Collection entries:
╭──
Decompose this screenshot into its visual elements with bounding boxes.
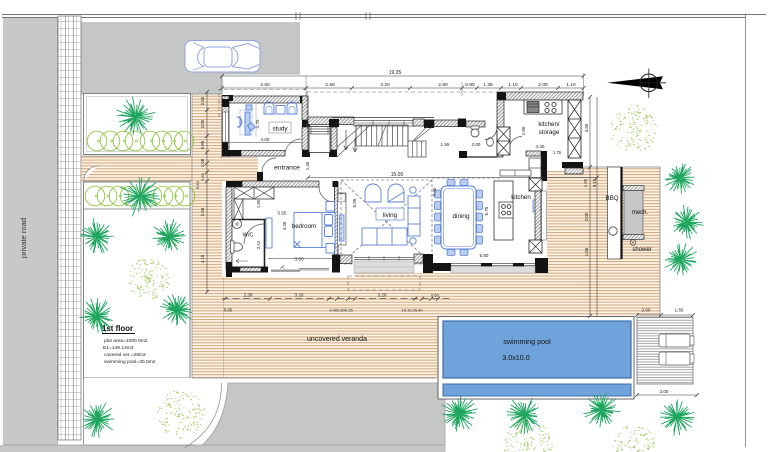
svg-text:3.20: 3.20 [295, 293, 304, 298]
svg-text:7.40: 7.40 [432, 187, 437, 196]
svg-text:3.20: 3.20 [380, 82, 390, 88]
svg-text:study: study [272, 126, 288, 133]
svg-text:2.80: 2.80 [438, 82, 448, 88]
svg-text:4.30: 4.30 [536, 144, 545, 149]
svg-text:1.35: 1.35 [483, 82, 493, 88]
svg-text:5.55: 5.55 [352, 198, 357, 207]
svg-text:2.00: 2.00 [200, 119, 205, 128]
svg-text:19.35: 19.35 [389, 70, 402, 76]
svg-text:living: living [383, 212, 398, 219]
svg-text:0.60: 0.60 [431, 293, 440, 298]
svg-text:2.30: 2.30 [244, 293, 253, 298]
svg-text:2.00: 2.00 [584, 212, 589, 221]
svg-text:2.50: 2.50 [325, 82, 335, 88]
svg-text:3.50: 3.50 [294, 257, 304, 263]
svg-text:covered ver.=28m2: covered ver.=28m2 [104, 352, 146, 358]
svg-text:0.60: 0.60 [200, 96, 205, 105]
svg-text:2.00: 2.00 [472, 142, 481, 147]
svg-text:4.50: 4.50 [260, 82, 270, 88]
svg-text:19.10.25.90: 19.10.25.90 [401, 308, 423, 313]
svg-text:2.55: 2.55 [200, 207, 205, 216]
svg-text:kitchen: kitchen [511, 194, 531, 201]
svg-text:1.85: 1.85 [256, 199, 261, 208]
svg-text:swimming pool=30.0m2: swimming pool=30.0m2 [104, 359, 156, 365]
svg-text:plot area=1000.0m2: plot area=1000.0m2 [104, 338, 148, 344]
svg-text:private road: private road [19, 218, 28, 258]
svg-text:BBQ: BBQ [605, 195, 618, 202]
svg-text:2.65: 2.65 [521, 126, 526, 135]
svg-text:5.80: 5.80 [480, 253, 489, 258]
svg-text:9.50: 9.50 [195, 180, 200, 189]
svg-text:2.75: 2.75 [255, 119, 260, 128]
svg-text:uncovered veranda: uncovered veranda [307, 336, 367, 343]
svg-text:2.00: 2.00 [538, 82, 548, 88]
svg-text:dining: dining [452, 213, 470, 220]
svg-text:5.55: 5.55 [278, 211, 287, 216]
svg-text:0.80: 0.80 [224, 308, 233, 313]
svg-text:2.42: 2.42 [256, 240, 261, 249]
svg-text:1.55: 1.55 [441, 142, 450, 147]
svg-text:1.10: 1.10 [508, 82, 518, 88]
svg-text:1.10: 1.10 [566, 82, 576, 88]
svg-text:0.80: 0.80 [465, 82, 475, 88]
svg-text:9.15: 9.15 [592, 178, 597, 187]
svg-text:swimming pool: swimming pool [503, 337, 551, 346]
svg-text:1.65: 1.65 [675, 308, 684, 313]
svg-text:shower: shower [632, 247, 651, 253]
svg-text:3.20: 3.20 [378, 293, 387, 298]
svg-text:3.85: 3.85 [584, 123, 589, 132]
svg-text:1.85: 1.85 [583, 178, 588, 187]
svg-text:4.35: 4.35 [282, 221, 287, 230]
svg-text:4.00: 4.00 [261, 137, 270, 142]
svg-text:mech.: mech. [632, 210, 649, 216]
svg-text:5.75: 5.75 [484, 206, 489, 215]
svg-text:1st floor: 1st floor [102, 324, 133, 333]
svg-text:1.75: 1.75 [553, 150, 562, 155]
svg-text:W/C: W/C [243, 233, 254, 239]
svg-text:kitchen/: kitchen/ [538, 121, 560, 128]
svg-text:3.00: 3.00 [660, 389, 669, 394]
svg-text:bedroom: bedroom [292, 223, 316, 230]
╰──
Find every line in the records that contains the string "kitchen" and copy each of those lines in full. Matching is case-sensitive.

svg-text:kitchen: kitchen [511, 194, 531, 201]
svg-text:kitchen/: kitchen/ [538, 121, 560, 128]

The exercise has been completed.